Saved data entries
========

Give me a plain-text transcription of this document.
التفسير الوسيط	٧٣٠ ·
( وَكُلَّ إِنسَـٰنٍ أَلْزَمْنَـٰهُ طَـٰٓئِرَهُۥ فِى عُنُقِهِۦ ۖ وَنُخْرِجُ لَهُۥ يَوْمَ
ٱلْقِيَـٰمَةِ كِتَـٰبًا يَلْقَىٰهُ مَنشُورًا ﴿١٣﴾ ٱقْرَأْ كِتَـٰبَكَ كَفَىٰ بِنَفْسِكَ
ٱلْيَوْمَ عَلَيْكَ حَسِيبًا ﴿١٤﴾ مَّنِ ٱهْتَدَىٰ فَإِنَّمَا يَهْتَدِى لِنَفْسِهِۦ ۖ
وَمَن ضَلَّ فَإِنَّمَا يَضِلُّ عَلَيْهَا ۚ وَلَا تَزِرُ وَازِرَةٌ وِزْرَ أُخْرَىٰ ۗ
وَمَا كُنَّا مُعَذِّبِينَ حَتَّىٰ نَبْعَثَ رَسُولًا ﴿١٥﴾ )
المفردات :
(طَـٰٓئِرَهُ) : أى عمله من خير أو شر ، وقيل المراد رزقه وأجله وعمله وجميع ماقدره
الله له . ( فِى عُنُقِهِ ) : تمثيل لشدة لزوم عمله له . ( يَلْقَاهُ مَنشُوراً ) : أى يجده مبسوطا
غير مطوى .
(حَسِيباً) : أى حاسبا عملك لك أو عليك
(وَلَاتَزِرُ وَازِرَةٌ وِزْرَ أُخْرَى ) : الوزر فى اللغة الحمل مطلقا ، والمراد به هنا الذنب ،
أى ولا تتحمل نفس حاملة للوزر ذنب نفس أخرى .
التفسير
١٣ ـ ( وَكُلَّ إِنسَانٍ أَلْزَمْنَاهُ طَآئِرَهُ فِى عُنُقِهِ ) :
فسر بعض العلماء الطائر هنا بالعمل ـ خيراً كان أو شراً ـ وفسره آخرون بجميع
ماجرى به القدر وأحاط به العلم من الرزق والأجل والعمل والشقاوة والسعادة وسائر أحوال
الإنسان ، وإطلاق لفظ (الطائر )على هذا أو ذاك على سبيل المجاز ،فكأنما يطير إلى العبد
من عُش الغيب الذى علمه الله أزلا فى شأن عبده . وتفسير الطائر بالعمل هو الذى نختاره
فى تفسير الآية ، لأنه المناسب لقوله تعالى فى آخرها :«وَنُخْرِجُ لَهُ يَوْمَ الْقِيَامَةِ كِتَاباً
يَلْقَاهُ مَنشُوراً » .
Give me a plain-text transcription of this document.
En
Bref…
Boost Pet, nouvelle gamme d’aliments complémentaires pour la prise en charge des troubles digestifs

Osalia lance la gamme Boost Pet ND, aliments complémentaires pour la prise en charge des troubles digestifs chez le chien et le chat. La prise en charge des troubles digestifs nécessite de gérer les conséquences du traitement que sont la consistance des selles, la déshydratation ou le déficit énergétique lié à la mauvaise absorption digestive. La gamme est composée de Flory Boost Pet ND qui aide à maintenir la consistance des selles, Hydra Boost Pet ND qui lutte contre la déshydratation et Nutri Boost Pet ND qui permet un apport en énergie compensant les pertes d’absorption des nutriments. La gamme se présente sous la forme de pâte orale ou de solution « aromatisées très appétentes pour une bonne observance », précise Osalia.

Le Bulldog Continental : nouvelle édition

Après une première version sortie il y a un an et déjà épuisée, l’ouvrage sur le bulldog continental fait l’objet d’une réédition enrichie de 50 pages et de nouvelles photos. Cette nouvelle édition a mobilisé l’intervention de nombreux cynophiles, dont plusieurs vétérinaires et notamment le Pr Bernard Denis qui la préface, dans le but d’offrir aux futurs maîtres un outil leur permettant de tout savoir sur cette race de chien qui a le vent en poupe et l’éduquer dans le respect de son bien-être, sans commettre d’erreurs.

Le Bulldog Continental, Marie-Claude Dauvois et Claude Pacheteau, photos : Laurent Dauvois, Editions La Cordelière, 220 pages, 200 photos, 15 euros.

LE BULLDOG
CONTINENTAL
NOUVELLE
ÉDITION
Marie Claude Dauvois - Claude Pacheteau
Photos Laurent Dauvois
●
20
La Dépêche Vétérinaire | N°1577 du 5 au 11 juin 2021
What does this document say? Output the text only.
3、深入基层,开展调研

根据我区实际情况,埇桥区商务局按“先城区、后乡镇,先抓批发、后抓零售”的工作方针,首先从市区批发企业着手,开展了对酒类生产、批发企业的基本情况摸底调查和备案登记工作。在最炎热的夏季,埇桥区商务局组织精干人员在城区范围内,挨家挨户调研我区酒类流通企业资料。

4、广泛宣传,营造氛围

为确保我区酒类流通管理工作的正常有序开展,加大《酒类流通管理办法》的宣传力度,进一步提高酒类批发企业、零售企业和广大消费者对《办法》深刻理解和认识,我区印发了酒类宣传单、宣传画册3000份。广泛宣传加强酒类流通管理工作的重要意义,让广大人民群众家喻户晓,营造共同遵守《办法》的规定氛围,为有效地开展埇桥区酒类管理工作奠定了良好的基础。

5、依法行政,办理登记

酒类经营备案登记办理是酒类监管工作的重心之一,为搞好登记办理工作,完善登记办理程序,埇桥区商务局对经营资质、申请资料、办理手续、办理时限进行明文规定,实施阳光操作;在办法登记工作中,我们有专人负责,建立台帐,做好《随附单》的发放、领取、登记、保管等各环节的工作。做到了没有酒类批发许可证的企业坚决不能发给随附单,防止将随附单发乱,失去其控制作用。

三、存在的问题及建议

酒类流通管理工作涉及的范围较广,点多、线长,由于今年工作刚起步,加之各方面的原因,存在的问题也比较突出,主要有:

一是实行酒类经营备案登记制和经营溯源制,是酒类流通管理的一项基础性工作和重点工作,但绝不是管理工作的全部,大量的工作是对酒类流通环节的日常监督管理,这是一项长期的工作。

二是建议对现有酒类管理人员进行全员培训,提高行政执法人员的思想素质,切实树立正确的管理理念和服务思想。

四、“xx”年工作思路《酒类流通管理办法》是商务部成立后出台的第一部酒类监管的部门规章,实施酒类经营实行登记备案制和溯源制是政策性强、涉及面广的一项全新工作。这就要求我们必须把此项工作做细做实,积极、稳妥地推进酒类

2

========

WHAT THE TASK REQUIRES
Exactly reproduce every line of the records.

SOLUTION TO THIS EXERCISE
Give me a plain-text transcription of this document.
التفسير الوسيط	٧٣٠ ·
( وَكُلَّ إِنسَـٰنٍ أَلْزَمْنَـٰهُ طَـٰٓئِرَهُۥ فِى عُنُقِهِۦ ۖ وَنُخْرِجُ لَهُۥ يَوْمَ
ٱلْقِيَـٰمَةِ كِتَـٰبًا يَلْقَىٰهُ مَنشُورًا ﴿١٣﴾ ٱقْرَأْ كِتَـٰبَكَ كَفَىٰ بِنَفْسِكَ
ٱلْيَوْمَ عَلَيْكَ حَسِيبًا ﴿١٤﴾ مَّنِ ٱهْتَدَىٰ فَإِنَّمَا يَهْتَدِى لِنَفْسِهِۦ ۖ
وَمَن ضَلَّ فَإِنَّمَا يَضِلُّ عَلَيْهَا ۚ وَلَا تَزِرُ وَازِرَةٌ وِزْرَ أُخْرَىٰ ۗ
وَمَا كُنَّا مُعَذِّبِينَ حَتَّىٰ نَبْعَثَ رَسُولًا ﴿١٥﴾ )
المفردات :
(طَـٰٓئِرَهُ) : أى عمله من خير أو شر ، وقيل المراد رزقه وأجله وعمله وجميع ماقدره
الله له . ( فِى عُنُقِهِ ) : تمثيل لشدة لزوم عمله له . ( يَلْقَاهُ مَنشُوراً ) : أى يجده مبسوطا
غير مطوى .
(حَسِيباً) : أى حاسبا عملك لك أو عليك
(وَلَاتَزِرُ وَازِرَةٌ وِزْرَ أُخْرَى ) : الوزر فى اللغة الحمل مطلقا ، والمراد به هنا الذنب ،
أى ولا تتحمل نفس حاملة للوزر ذنب نفس أخرى .
التفسير
١٣ ـ ( وَكُلَّ إِنسَانٍ أَلْزَمْنَاهُ طَآئِرَهُ فِى عُنُقِهِ ) :
فسر بعض العلماء الطائر هنا بالعمل ـ خيراً كان أو شراً ـ وفسره آخرون بجميع
ماجرى به القدر وأحاط به العلم من الرزق والأجل والعمل والشقاوة والسعادة وسائر أحوال
الإنسان ، وإطلاق لفظ (الطائر )على هذا أو ذاك على سبيل المجاز ،فكأنما يطير إلى العبد
من عُش الغيب الذى علمه الله أزلا فى شأن عبده . وتفسير الطائر بالعمل هو الذى نختاره
فى تفسير الآية ، لأنه المناسب لقوله تعالى فى آخرها :«وَنُخْرِجُ لَهُ يَوْمَ الْقِيَامَةِ كِتَاباً
يَلْقَاهُ مَنشُوراً » .
Give me a plain-text transcription of this document.
En
Bref…
Boost Pet, nouvelle gamme d’aliments complémentaires pour la prise en charge des troubles digestifs

Osalia lance la gamme Boost Pet ND, aliments complémentaires pour la prise en charge des troubles digestifs chez le chien et le chat. La prise en charge des troubles digestifs nécessite de gérer les conséquences du traitement que sont la consistance des selles, la déshydratation ou le déficit énergétique lié à la mauvaise absorption digestive. La gamme est composée de Flory Boost Pet ND qui aide à maintenir la consistance des selles, Hydra Boost Pet ND qui lutte contre la déshydratation et Nutri Boost Pet ND qui permet un apport en énergie compensant les pertes d’absorption des nutriments. La gamme se présente sous la forme de pâte orale ou de solution « aromatisées très appétentes pour une bonne observance », précise Osalia.

Le Bulldog Continental : nouvelle édition

Après une première version sortie il y a un an et déjà épuisée, l’ouvrage sur le bulldog continental fait l’objet d’une réédition enrichie de 50 pages et de nouvelles photos. Cette nouvelle édition a mobilisé l’intervention de nombreux cynophiles, dont plusieurs vétérinaires et notamment le Pr Bernard Denis qui la préface, dans le but d’offrir aux futurs maîtres un outil leur permettant de tout savoir sur cette race de chien qui a le vent en poupe et l’éduquer dans le respect de son bien-être, sans commettre d’erreurs.

Le Bulldog Continental, Marie-Claude Dauvois et Claude Pacheteau, photos : Laurent Dauvois, Editions La Cordelière, 220 pages, 200 photos, 15 euros.

LE BULLDOG
CONTINENTAL
NOUVELLE
ÉDITION
Marie Claude Dauvois - Claude Pacheteau
Photos Laurent Dauvois
●
20
La Dépêche Vétérinaire | N°1577 du 5 au 11 juin 2021
What does this document say? Output the text only.
3、深入基层,开展调研

根据我区实际情况,埇桥区商务局按“先城区、后乡镇,先抓批发、后抓零售”的工作方针,首先从市区批发企业着手,开展了对酒类生产、批发企业的基本情况摸底调查和备案登记工作。在最炎热的夏季,埇桥区商务局组织精干人员在城区范围内,挨家挨户调研我区酒类流通企业资料。

4、广泛宣传,营造氛围

为确保我区酒类流通管理工作的正常有序开展,加大《酒类流通管理办法》的宣传力度,进一步提高酒类批发企业、零售企业和广大消费者对《办法》深刻理解和认识,我区印发了酒类宣传单、宣传画册3000份。广泛宣传加强酒类流通管理工作的重要意义,让广大人民群众家喻户晓,营造共同遵守《办法》的规定氛围,为有效地开展埇桥区酒类管理工作奠定了良好的基础。

5、依法行政,办理登记

酒类经营备案登记办理是酒类监管工作的重心之一,为搞好登记办理工作,完善登记办理程序,埇桥区商务局对经营资质、申请资料、办理手续、办理时限进行明文规定,实施阳光操作;在办法登记工作中,我们有专人负责,建立台帐,做好《随附单》的发放、领取、登记、保管等各环节的工作。做到了没有酒类批发许可证的企业坚决不能发给随附单,防止将随附单发乱,失去其控制作用。

三、存在的问题及建议

酒类流通管理工作涉及的范围较广,点多、线长,由于今年工作刚起步,加之各方面的原因,存在的问题也比较突出,主要有:

一是实行酒类经营备案登记制和经营溯源制,是酒类流通管理的一项基础性工作和重点工作,但绝不是管理工作的全部,大量的工作是对酒类流通环节的日常监督管理,这是一项长期的工作。

二是建议对现有酒类管理人员进行全员培训,提高行政执法人员的思想素质,切实树立正确的管理理念和服务思想。

四、“xx”年工作思路《酒类流通管理办法》是商务部成立后出台的第一部酒类监管的部门规章,实施酒类经营实行登记备案制和溯源制是政策性强、涉及面广的一项全新工作。这就要求我们必须把此项工作做细做实,积极、稳妥地推进酒类

2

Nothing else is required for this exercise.